-------- STORED DATA

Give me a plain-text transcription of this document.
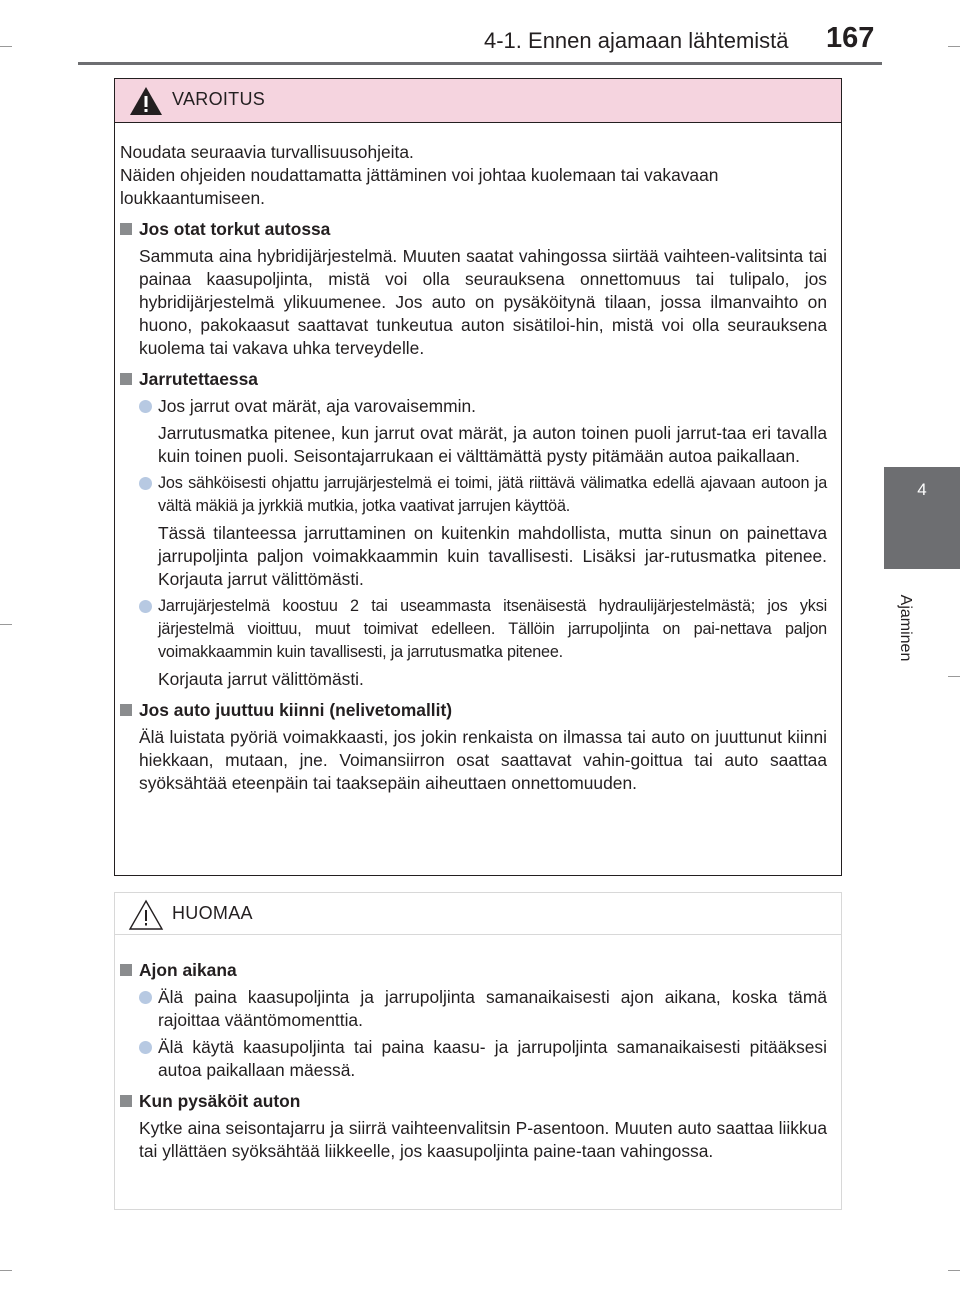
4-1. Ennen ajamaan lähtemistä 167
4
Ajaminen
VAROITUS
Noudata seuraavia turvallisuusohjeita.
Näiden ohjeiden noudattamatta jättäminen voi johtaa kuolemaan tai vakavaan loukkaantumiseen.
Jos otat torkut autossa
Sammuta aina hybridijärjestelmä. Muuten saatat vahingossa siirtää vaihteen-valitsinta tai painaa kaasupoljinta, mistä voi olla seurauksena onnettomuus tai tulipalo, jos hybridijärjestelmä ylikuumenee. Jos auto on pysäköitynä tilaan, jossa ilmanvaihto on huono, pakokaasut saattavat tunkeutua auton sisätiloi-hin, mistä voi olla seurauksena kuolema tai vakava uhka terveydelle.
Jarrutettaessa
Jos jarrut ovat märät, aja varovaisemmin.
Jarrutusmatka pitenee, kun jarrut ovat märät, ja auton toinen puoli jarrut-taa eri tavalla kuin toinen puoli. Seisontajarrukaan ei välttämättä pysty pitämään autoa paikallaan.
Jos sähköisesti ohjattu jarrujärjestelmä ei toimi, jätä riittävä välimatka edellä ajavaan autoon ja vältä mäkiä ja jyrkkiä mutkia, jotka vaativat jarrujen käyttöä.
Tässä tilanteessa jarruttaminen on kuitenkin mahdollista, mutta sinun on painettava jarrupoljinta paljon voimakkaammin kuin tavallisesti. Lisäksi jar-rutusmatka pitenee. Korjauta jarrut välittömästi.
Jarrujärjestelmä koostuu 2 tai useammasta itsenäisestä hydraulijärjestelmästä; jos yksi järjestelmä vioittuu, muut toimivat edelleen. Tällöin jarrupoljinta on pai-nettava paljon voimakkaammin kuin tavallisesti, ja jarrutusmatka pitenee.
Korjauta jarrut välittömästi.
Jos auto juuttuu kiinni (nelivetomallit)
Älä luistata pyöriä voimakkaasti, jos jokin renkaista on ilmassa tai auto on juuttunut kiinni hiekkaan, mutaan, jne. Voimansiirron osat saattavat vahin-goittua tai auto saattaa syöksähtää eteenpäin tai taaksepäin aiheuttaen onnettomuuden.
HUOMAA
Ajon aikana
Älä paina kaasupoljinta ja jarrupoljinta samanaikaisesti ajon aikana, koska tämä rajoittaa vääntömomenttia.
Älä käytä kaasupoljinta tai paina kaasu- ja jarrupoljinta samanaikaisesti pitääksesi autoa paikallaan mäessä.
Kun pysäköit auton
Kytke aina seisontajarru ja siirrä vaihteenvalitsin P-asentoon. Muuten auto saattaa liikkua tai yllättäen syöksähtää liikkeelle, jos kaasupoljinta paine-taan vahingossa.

----------------
-------- STORED DATA

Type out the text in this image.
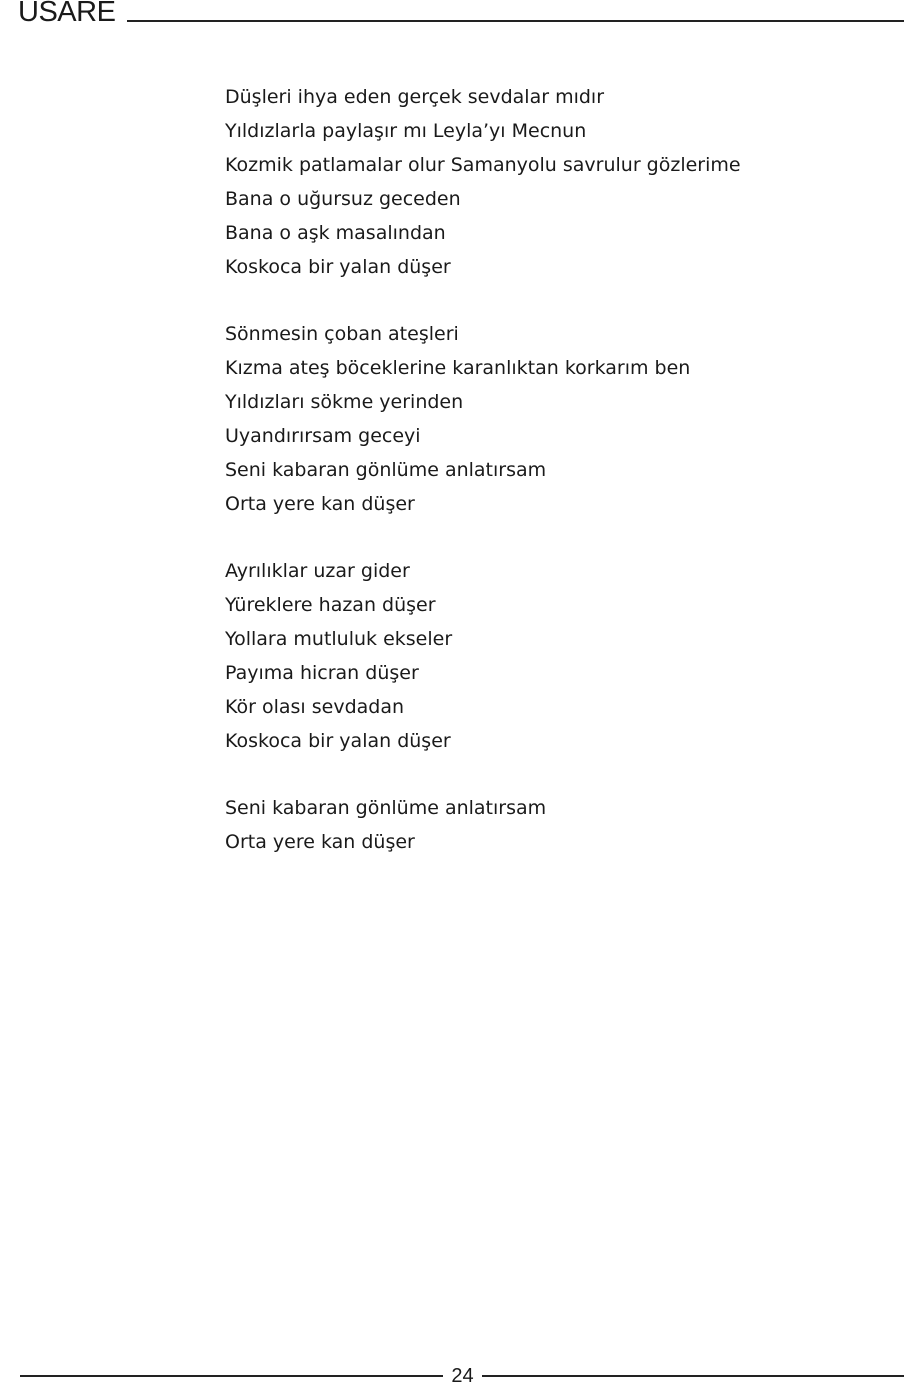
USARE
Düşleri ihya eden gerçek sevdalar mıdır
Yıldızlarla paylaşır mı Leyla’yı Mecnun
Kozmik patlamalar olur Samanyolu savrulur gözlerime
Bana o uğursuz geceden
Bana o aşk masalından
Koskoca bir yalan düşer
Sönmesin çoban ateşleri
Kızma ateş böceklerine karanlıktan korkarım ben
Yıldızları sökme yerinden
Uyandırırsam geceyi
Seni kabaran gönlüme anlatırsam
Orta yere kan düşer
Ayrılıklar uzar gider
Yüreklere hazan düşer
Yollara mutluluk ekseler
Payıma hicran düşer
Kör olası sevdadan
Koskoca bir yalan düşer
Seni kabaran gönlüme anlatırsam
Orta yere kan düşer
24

----------------
-------- STORED DATA

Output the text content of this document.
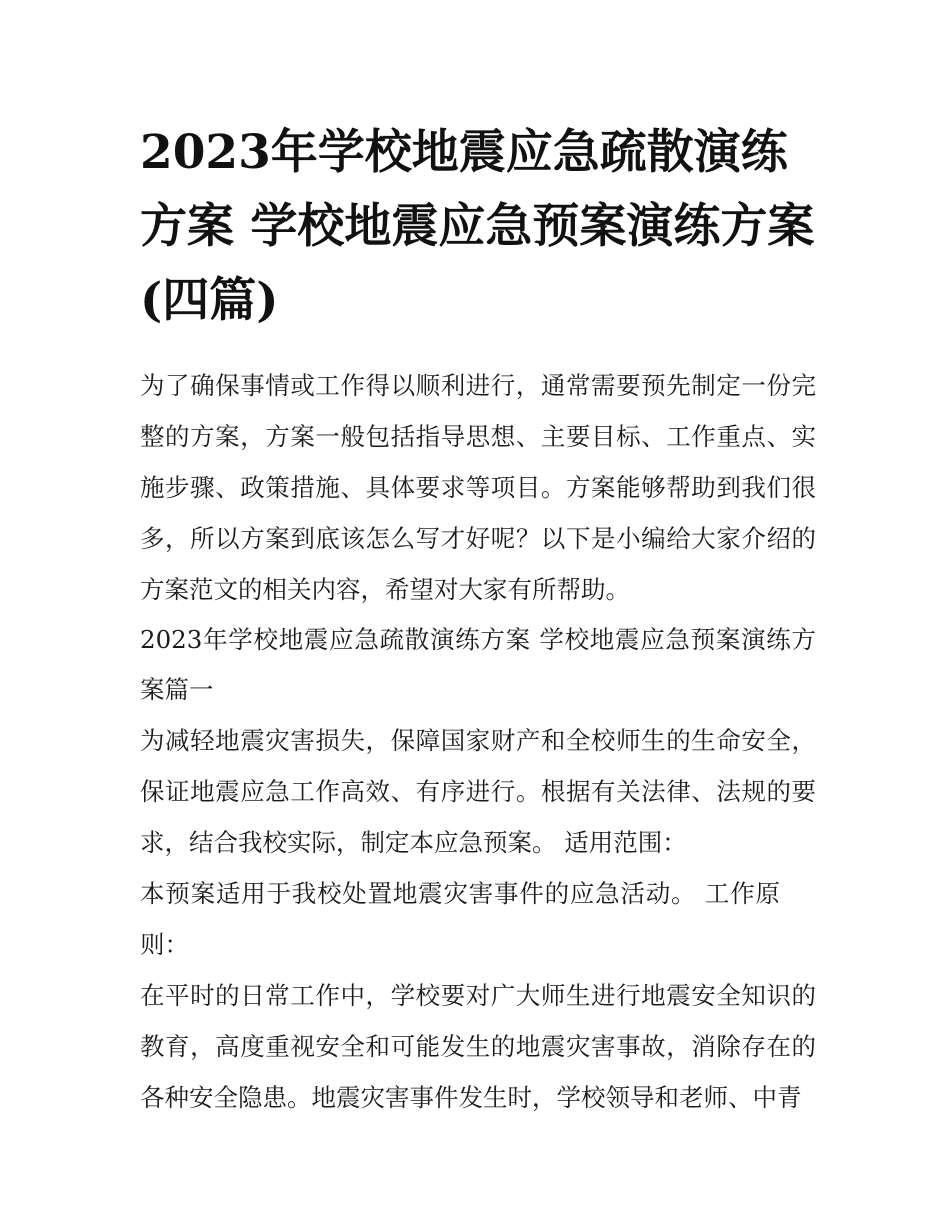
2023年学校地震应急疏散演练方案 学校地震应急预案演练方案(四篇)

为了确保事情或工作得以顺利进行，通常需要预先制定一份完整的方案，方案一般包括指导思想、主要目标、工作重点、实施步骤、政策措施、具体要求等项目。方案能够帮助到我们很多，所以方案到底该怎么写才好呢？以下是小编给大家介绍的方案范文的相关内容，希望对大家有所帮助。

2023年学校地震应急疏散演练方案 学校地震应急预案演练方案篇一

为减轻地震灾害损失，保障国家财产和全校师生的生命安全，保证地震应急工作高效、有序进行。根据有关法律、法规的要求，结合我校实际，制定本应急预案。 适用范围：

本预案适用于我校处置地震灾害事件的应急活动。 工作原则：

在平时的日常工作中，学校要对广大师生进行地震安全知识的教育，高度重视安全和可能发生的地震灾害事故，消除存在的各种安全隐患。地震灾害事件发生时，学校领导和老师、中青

----------------

* _TASK INSTRUCTIONS_: In the material above, find the lines that contain "autoa" and show them.

* _THE RESULT_:
Jarrutusmatka pitenee, kun jarrut ovat märät, ja auton toinen puoli jarrut-taa eri tavalla kuin toinen puoli. Seisontajarrukaan ei välttämättä pysty pitämään autoa paikallaan.
Älä käytä kaasupoljinta tai paina kaasu- ja jarrupoljinta samanaikaisesti pitääksesi autoa paikallaan mäessä.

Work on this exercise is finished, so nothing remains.